DATA FOR PROCESSING =>
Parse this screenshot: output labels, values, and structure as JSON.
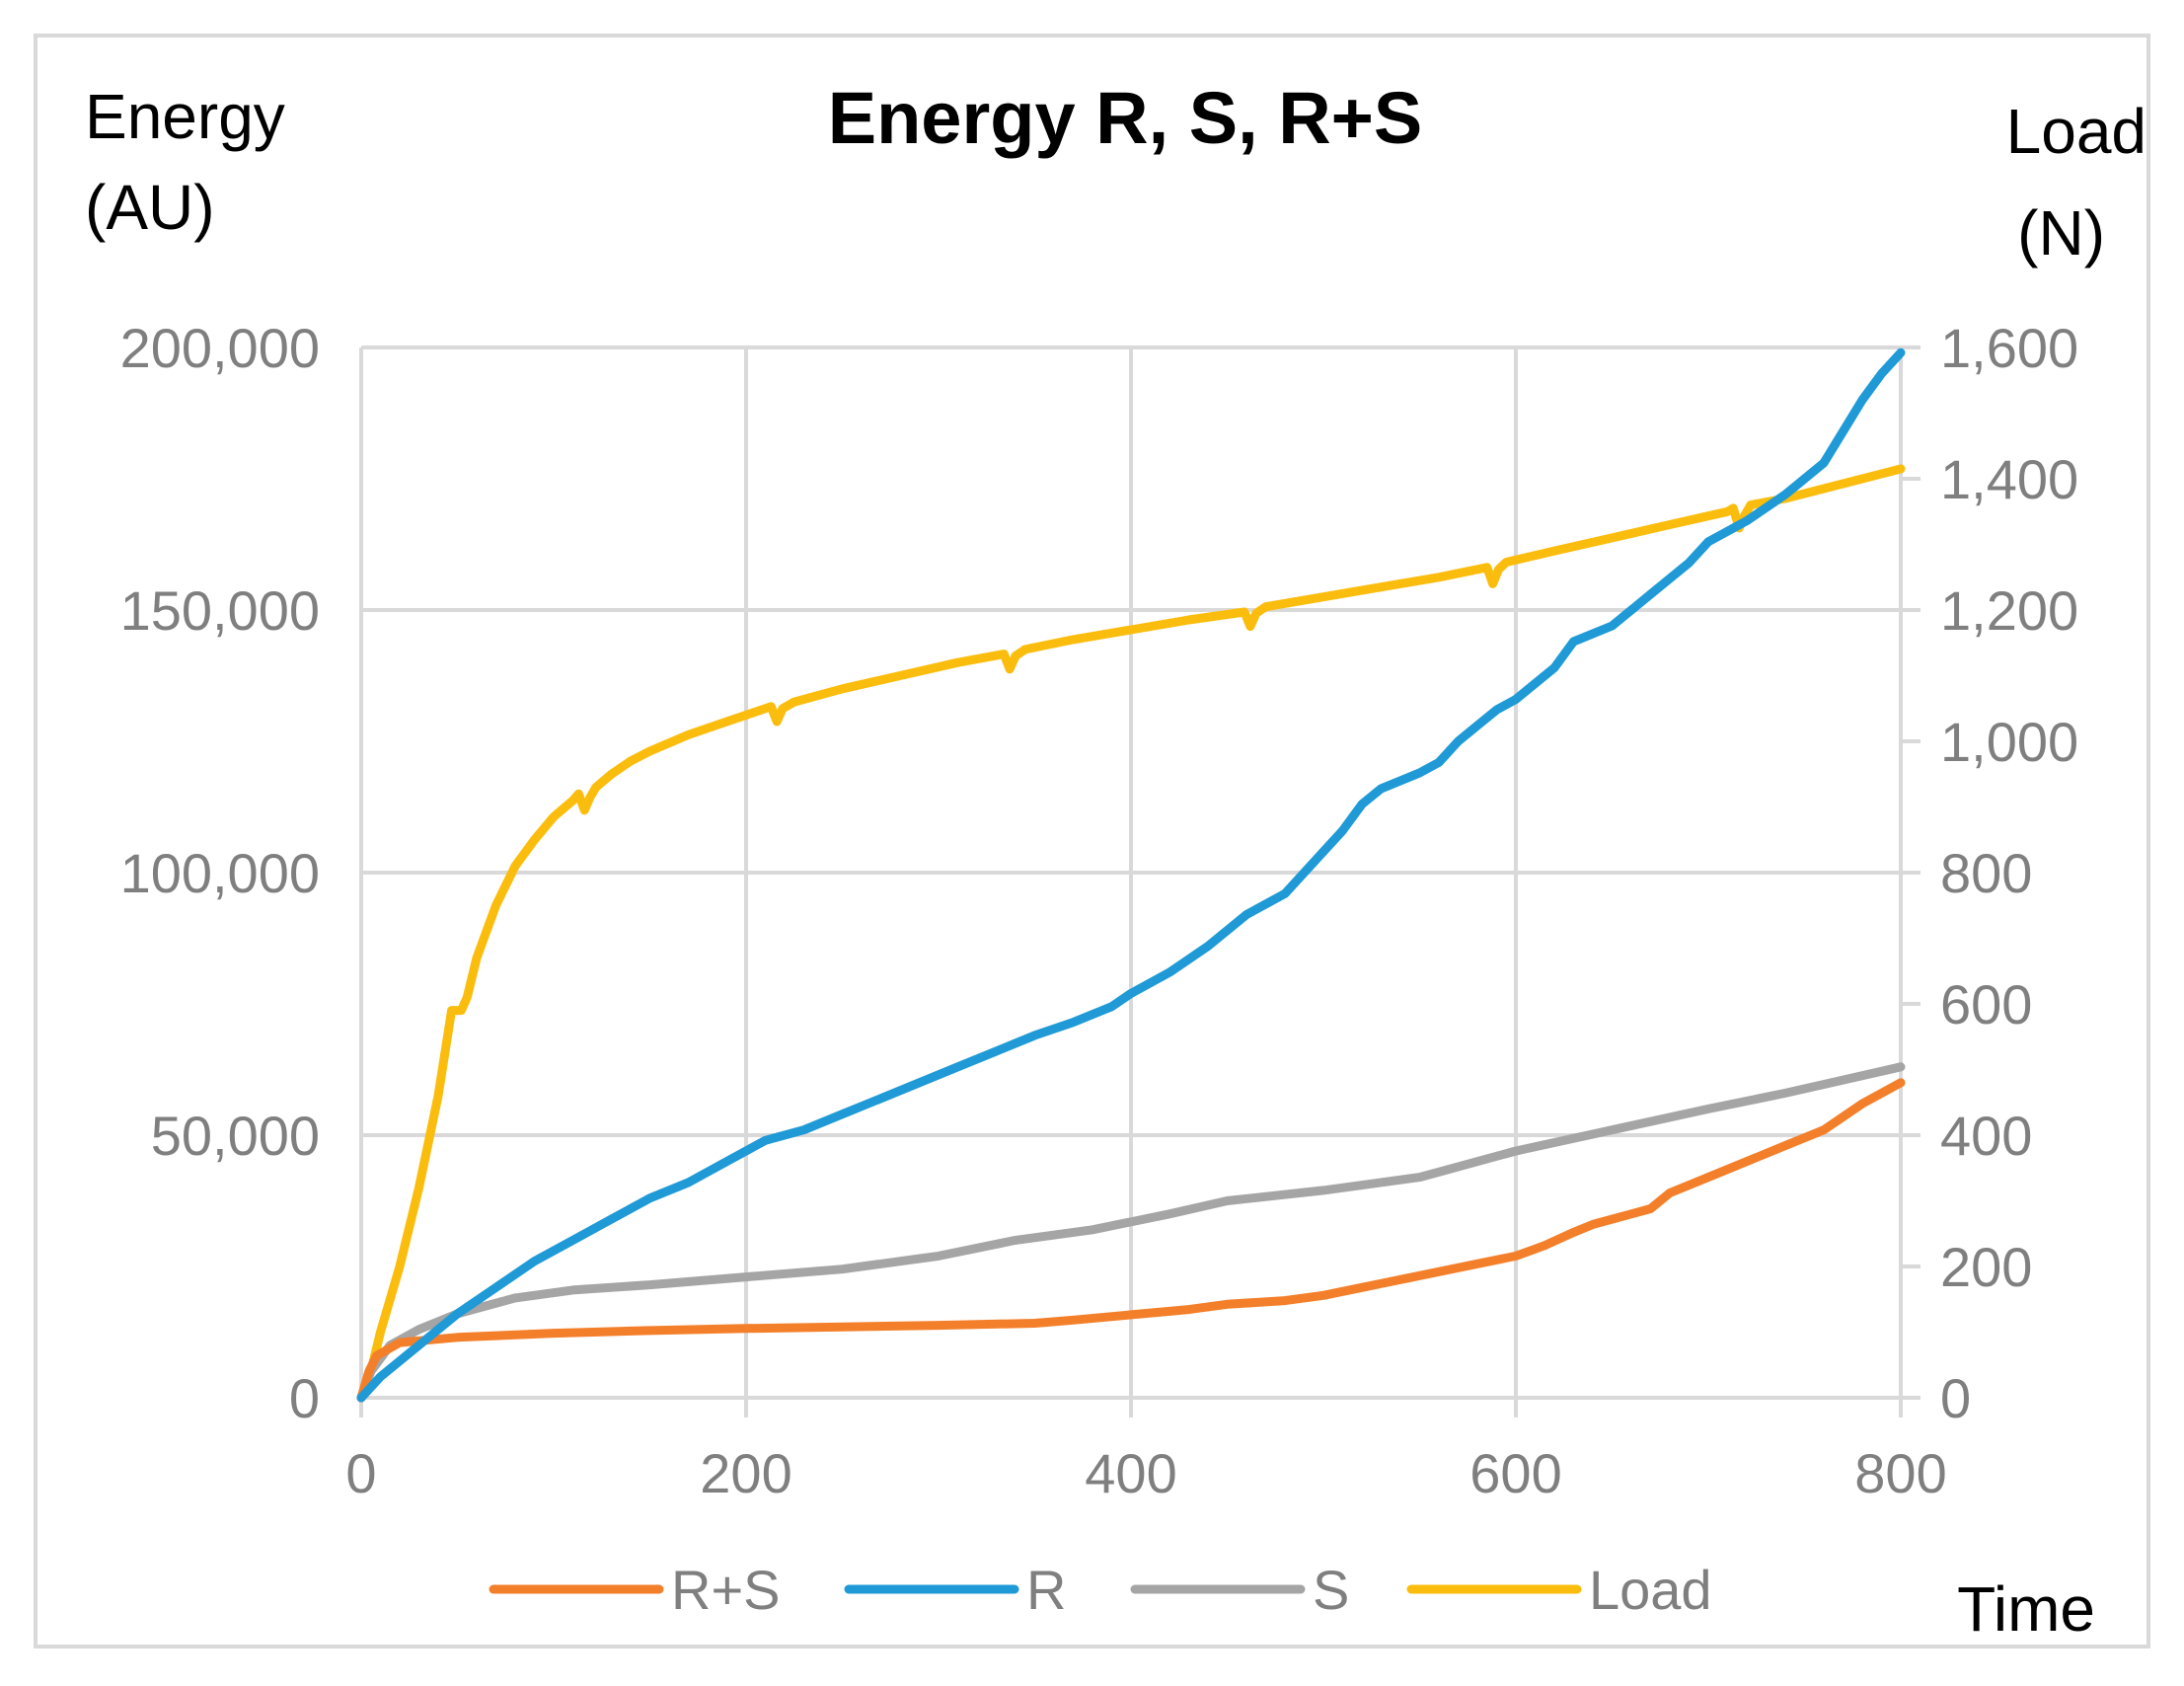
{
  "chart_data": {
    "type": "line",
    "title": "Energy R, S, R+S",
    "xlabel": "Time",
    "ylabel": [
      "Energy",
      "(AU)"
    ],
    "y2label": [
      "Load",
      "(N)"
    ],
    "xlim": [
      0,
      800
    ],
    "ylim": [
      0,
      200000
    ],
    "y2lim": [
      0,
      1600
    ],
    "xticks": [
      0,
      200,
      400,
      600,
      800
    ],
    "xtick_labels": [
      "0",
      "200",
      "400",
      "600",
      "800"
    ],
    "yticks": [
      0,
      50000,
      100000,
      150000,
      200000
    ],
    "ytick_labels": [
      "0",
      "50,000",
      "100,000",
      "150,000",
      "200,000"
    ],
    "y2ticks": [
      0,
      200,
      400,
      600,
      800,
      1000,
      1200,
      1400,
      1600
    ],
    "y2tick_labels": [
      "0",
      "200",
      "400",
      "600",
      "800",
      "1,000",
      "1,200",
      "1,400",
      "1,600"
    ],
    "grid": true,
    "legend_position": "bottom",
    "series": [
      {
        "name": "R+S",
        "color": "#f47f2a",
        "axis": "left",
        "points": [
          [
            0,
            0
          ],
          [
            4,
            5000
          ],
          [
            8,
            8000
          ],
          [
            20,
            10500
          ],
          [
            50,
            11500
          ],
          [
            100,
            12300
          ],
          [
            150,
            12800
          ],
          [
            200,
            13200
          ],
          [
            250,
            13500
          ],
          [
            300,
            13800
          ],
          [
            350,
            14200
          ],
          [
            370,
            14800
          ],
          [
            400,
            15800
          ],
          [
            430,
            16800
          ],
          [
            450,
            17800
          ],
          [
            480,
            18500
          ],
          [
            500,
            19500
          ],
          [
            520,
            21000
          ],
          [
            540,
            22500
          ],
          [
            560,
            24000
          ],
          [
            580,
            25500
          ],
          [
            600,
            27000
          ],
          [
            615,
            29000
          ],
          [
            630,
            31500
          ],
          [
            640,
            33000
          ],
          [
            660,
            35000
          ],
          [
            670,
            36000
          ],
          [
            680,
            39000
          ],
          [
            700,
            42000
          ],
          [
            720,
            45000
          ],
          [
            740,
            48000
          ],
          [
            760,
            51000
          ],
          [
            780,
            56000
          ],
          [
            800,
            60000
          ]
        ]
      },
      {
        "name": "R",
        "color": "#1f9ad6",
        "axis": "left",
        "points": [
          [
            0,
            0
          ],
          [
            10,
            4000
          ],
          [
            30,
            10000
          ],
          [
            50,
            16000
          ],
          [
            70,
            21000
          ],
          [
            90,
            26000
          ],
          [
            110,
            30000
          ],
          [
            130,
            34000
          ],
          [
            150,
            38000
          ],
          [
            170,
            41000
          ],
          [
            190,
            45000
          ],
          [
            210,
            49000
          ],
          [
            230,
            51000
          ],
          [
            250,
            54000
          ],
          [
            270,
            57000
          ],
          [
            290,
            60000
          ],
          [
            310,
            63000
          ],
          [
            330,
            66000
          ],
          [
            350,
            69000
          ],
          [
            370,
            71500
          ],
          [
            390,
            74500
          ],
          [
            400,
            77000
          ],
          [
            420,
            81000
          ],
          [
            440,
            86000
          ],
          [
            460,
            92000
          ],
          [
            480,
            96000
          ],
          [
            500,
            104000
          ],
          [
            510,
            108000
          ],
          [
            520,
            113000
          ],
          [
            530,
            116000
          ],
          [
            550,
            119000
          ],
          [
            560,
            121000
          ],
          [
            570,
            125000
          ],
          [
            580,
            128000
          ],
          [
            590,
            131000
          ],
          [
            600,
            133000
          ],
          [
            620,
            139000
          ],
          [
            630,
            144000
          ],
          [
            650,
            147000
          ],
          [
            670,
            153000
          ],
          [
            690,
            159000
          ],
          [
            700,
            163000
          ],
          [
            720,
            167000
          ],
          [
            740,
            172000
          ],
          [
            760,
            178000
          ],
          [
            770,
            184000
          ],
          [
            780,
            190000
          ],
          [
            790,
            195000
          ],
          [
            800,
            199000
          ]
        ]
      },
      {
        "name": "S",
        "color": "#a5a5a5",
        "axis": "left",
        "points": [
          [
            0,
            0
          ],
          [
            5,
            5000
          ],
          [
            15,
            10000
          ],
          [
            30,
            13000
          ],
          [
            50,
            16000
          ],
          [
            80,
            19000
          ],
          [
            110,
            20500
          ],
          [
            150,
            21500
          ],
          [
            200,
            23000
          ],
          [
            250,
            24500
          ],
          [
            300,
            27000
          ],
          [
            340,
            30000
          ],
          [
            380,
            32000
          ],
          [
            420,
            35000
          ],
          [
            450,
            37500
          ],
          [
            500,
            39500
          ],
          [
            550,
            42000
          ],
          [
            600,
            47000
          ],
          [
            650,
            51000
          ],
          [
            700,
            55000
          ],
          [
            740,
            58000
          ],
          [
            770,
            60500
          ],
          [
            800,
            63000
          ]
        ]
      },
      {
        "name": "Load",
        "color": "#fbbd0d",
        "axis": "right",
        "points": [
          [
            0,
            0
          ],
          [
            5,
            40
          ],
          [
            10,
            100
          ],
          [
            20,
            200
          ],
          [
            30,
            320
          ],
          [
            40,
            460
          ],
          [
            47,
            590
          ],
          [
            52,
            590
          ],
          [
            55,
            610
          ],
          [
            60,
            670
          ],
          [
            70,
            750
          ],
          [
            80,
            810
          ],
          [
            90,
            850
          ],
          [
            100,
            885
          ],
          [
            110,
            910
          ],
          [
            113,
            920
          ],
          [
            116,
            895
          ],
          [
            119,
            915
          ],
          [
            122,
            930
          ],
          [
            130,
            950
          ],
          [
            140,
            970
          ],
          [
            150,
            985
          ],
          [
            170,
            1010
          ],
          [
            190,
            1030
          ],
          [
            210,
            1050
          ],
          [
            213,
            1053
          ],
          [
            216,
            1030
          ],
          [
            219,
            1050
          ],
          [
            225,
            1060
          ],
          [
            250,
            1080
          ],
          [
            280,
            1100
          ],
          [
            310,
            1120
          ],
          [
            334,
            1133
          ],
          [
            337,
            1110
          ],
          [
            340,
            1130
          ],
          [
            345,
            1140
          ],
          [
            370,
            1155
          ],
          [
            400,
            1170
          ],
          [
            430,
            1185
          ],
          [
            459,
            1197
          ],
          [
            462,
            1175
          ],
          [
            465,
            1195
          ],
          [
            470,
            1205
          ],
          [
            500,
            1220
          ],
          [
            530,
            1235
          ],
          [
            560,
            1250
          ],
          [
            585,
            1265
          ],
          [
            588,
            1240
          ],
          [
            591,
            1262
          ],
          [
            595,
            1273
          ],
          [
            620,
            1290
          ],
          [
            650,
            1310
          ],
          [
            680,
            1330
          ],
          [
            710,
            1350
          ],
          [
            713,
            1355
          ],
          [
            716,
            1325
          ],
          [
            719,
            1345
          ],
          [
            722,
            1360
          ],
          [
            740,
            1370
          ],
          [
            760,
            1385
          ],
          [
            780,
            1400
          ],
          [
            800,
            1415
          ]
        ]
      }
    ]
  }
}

* * *

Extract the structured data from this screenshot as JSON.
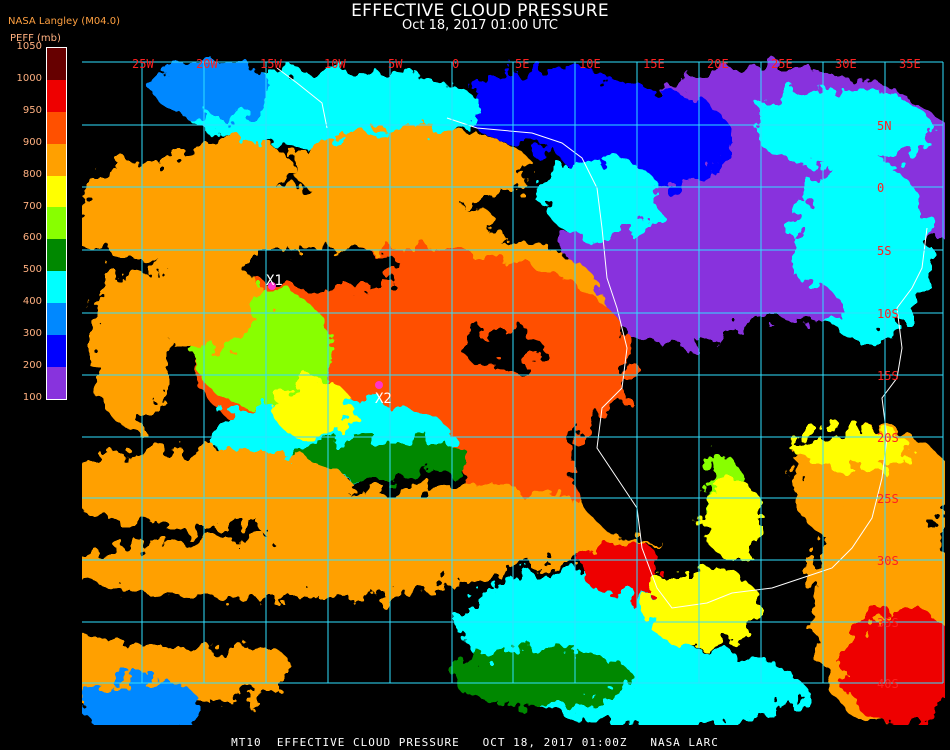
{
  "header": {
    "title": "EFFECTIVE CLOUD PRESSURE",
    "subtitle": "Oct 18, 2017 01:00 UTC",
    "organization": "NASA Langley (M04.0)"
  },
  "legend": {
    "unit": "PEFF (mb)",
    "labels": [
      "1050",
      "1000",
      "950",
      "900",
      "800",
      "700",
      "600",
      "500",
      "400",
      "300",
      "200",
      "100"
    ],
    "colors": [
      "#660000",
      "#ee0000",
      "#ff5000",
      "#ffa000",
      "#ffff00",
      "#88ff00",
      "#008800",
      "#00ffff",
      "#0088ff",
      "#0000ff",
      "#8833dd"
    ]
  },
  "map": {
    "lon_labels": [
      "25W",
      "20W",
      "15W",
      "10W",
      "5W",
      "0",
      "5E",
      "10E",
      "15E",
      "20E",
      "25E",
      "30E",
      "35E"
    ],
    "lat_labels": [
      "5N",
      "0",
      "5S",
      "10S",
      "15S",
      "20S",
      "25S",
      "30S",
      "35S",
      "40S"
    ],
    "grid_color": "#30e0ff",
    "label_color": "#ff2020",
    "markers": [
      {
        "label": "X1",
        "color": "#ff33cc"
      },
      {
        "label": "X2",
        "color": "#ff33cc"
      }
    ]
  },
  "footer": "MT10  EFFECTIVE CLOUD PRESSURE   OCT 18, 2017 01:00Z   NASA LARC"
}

TASK PROMPT =>
Exactly how many lines in the data above contain the word "PRESSURE"? Respond with the number and nothing more.

PROBLEM SOLUTION =>
2